__Things to do__:
a: In the text on DPIIT startup recognition, turn the paragraph that begins "The annual turnover of the entity" into a short bulleted list that keeps its main facts.
b: Answer these questions from the text on DPIIT startup recognition, one line per answer, marked the same way:
(i) What is the date of the DPIIT Notification that defines the eligibility criteria?
(ii) Under which act must a Limited Liability Partnership be formed to be eligible?
(iii) Does DPIIT require a patent to meet the innovation criterion?
c: Extend the text on DPIIT startup recognition, starting right after its final sentence.

__Page excerpt__:
◇ ◇ ◇
DPIIT Startup Recognition: Tax Benefits, IPR & Self-Certification
Eligibility Criteria for DPIIT Startup Recognition
The DPIIT Notification dated 19 February 2019 (superseding the earlier February 2016 notification) defines the eligibility criteria. All four conditions must be met:
1. Entity Type
The entity must be incorporated as one of the following:
- Private Limited Company under the Companies Act, 2013
- Registered Partnership Firm under the Indian Partnership Act, 1932
- Limited Liability Partnership (LLP) under the LLP Act, 2008
Sole proprietorships, HUFs and public limited companies are not eligible. We recommend incorporating as a private limited company for startups seeking DPIIT recognition, as it provides the most suitable structure for equity fundraising and investor participation.
2. Age of the Entity
The entity must not be older than 10 years from the date of incorporation or registration. For biotechnology startups, this was originally extended to 10 years; the 2019 notification made the 10-year limit universal for all sectors.
3. Annual Turnover
The annual turnover of the entity must not have exceeded Rs 100 crore in any financial year since incorporation. Turnover is measured as per the audited financial statements. Once turnover exceeds Rs 100 crore in any year, the entity ceases to be a “startup” under the DPIIT definition.
4. Innovation Requirement
The entity must be working towards innovation, development or improvement of products, processes or services, or must have a scalable business model with high potential for employment generation or wealth creation. The entity must not have been formed by splitting up or reconstruction of an existing business.
The innovation criterion is assessed based on the description provided in the application. DPIIT does not require a patent or any formal innovation certification — a clear articulation of how the startup’s product or service is innovative or creates value in a new way is sufficient for recognition.
◇ ◇ ◇
__Annotated region listings__:
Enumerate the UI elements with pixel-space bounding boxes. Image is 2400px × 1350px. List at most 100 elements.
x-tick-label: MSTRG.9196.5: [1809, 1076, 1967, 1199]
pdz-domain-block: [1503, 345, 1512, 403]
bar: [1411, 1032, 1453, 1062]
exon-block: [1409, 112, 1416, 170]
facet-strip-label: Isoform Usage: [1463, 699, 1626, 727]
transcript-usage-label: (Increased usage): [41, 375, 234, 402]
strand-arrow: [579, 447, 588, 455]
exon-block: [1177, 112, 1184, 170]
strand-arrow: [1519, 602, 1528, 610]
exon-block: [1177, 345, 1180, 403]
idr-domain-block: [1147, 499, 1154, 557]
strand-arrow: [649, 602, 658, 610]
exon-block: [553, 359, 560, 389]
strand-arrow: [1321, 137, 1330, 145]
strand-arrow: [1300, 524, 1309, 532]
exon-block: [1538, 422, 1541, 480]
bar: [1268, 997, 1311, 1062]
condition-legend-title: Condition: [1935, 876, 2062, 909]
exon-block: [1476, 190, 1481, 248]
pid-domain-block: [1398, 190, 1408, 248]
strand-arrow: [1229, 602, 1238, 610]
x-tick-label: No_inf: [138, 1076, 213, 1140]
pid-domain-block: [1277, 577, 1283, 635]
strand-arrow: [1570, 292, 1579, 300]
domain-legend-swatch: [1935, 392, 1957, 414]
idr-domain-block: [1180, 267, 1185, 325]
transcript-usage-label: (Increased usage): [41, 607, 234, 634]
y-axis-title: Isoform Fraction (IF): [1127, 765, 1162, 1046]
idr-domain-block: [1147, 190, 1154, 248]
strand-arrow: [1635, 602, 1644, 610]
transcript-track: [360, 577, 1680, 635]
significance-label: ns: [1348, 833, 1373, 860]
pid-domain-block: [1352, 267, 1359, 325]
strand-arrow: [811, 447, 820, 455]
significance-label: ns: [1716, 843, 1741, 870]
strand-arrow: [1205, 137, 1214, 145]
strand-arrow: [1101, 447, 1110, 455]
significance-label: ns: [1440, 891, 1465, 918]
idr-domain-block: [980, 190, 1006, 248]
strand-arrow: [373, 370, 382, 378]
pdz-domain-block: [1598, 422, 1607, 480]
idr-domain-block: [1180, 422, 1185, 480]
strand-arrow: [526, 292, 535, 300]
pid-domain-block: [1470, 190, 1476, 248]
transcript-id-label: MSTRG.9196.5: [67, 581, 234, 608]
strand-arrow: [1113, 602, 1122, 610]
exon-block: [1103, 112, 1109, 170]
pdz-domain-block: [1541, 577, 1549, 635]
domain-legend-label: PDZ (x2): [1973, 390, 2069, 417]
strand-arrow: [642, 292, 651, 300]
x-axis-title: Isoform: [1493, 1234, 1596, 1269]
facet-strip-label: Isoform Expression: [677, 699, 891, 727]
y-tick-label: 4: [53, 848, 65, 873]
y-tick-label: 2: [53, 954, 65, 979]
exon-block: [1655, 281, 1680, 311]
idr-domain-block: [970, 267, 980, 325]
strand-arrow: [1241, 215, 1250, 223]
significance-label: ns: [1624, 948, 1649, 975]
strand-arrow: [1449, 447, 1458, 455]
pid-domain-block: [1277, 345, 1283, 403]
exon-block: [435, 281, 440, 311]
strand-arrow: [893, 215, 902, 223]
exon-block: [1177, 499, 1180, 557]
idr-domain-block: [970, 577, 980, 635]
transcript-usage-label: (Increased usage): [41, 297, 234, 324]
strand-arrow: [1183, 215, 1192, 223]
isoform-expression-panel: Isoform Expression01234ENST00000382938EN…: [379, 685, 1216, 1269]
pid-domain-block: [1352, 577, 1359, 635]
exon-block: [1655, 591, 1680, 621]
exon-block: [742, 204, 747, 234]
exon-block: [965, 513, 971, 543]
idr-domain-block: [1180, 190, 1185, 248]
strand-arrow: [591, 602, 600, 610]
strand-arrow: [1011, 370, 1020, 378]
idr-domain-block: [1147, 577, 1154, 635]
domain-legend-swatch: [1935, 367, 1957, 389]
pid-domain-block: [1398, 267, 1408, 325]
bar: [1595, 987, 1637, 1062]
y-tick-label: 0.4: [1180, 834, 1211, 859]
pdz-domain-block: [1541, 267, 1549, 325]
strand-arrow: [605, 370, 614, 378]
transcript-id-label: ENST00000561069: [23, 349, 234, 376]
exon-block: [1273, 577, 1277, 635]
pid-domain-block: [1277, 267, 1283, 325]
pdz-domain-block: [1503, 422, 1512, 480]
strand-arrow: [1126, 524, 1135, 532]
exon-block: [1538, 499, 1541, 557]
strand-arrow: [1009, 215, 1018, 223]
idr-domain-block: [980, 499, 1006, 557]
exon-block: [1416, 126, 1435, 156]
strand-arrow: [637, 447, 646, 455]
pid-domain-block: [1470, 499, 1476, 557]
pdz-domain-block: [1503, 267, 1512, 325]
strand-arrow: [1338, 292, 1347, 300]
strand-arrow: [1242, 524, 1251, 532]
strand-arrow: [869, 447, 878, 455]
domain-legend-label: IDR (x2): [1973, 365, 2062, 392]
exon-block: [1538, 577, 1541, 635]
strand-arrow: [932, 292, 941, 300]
◇ ◇ ◇
__Answers below__:
a:
- The entity's annual turnover must not have exceeded Rs 100 crore in any financial year since incorporation.
- Turnover is measured using the audited financial statements.
- If turnover goes above Rs 100 crore in any year, the entity is no longer a "startup" under the DPIIT definition.

b:
(i) 19 February 2019.
(ii) The LLP Act, 2008.
(iii) No. A clear explanation of how the startup's product or service is innovative or creates value in a new way is enough.

c:
DPIIT Startup Recognition Process
Step 1 — Register on the Startup India Portal
The founder or authorised representative registers on the Startup India portal (operated by DPIIT). The registration requires:
- Entity name, type and incorporation/registration number
- Date of incorporation
- PAN of the entity
- Sector and industry classification
- Director/partner details
- Contact information
Step 2 — Upload Required Documents
The following documents are uploaded with the application:
- Certificate of Incorporation or Registration
- A brief description of the business (how it is innovative, its products/services, the problem it solves and the target market)
- Proof of concept, pitch deck or business plan (optional but strengthens the application)
- Recommendation letter from an incubator recognised by the Government of India, or a letter of funding from a Government of India-recognised fund, SEBI-registered VC/AIF, or angel investor registered with SEBI — or, in the absence of these, a patent filed by the entity
Note: The recommendation/funding/patent requirement has been relaxed over time. DPIIT now accepts self-declaration of the innovative nature of the business for many applications. However, having a recommendation letter or proof of funding strengthens the case significantly.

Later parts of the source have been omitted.